━━ Task data

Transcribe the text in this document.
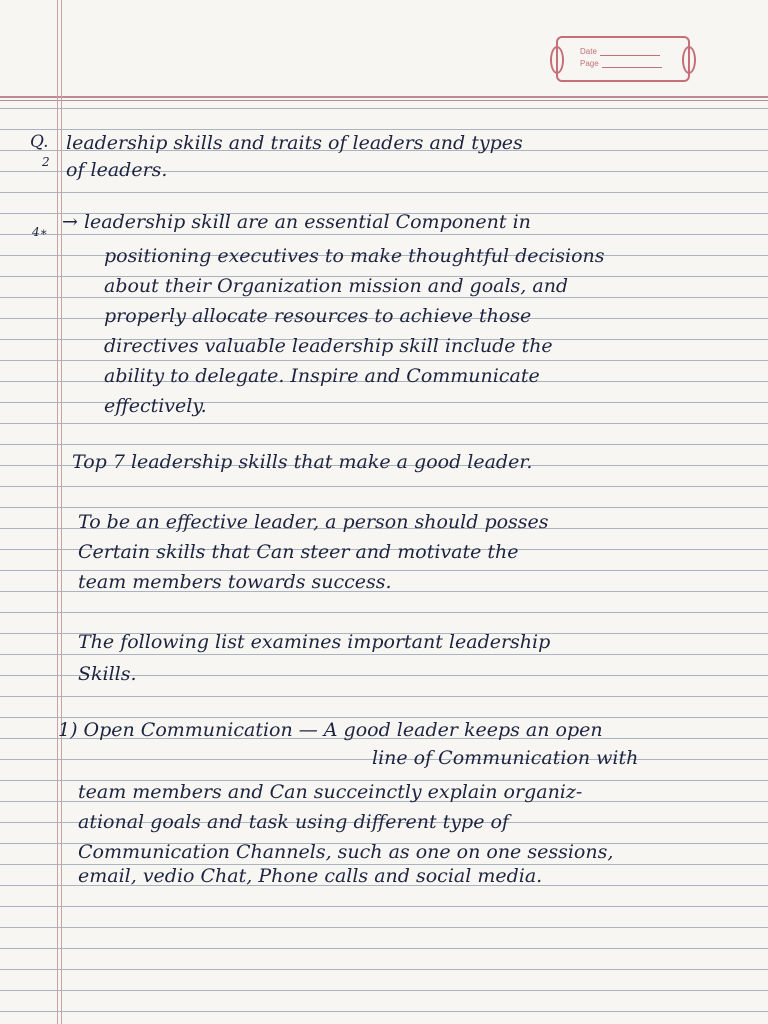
Date
Page
Q.
2
leadership skills and traits of leaders and types
of leaders.
4∗ → leadership skill are an essential Component in
positioning executives to make thoughtful decisions
about their Organization mission and goals, and
properly allocate resources to achieve those
directives valuable leadership skill include the
ability to delegate. Inspire and Communicate
effectively.
Top 7 leadership skills that make a good leader.
To be an effective leader, a person should posses
Certain skills that Can steer and motivate the
team members towards success.
The following list examines important leadership
Skills.
1) Open Communication — A good leader keeps an open
line of Communication with
team members and Can succeinctly explain organiz-
ational goals and task using different type of
Communication Channels, such as one on one sessions,
email, vedio Chat, Phone calls and social media.
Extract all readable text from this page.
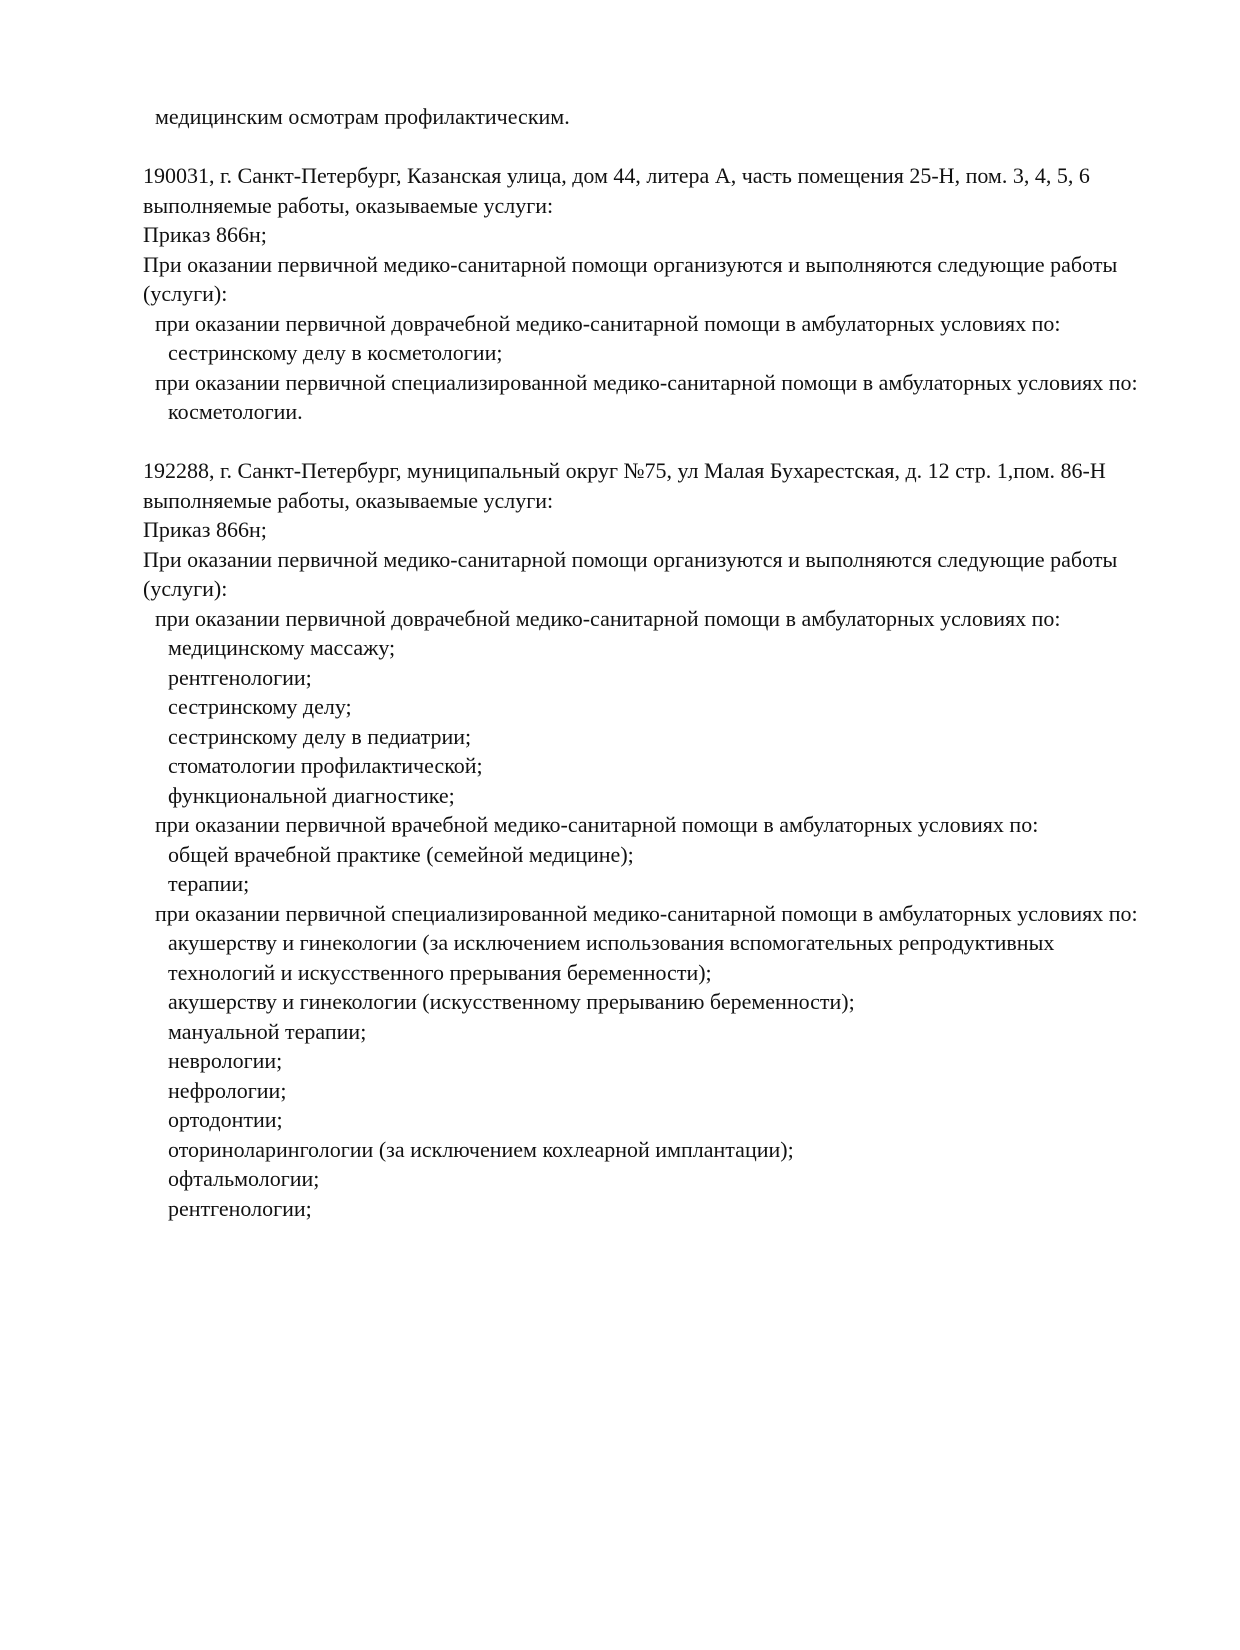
медицинским осмотрам профилактическим.
190031, г. Санкт-Петербург, Казанская улица, дом 44, литера А, часть помещения 25-Н, пом. 3, 4, 5, 6
выполняемые работы, оказываемые услуги:
Приказ 866н;
При оказании первичной медико-санитарной помощи организуются и выполняются следующие работы (услуги):
при оказании первичной доврачебной медико-санитарной помощи в амбулаторных условиях по:
сестринскому делу в косметологии;
при оказании первичной специализированной медико-санитарной помощи в амбулаторных условиях по:
косметологии.
192288, г. Санкт-Петербург, муниципальный округ №75, ул Малая Бухарестская, д. 12 стр. 1,пом. 86-Н
выполняемые работы, оказываемые услуги:
Приказ 866н;
При оказании первичной медико-санитарной помощи организуются и выполняются следующие работы (услуги):
при оказании первичной доврачебной медико-санитарной помощи в амбулаторных условиях по:
медицинскому массажу;
рентгенологии;
сестринскому делу;
сестринскому делу в педиатрии;
стоматологии профилактической;
функциональной диагностике;
при оказании первичной врачебной медико-санитарной помощи в амбулаторных условиях по:
общей врачебной практике (семейной медицине);
терапии;
при оказании первичной специализированной медико-санитарной помощи в амбулаторных условиях по:
акушерству и гинекологии (за исключением использования вспомогательных репродуктивных технологий и искусственного прерывания беременности);
акушерству и гинекологии (искусственному прерыванию беременности);
мануальной терапии;
неврологии;
нефрологии;
ортодонтии;
оториноларингологии (за исключением кохлеарной имплантации);
офтальмологии;
рентгенологии;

━━━━

Gather and return every line that holds the string "исключением".

# [Answer to this exercise]
акушерству и гинекологии (за исключением использования вспомогательных репродуктивных технологий и искусственного прерывания беременности);
оториноларингологии (за исключением кохлеарной имплантации);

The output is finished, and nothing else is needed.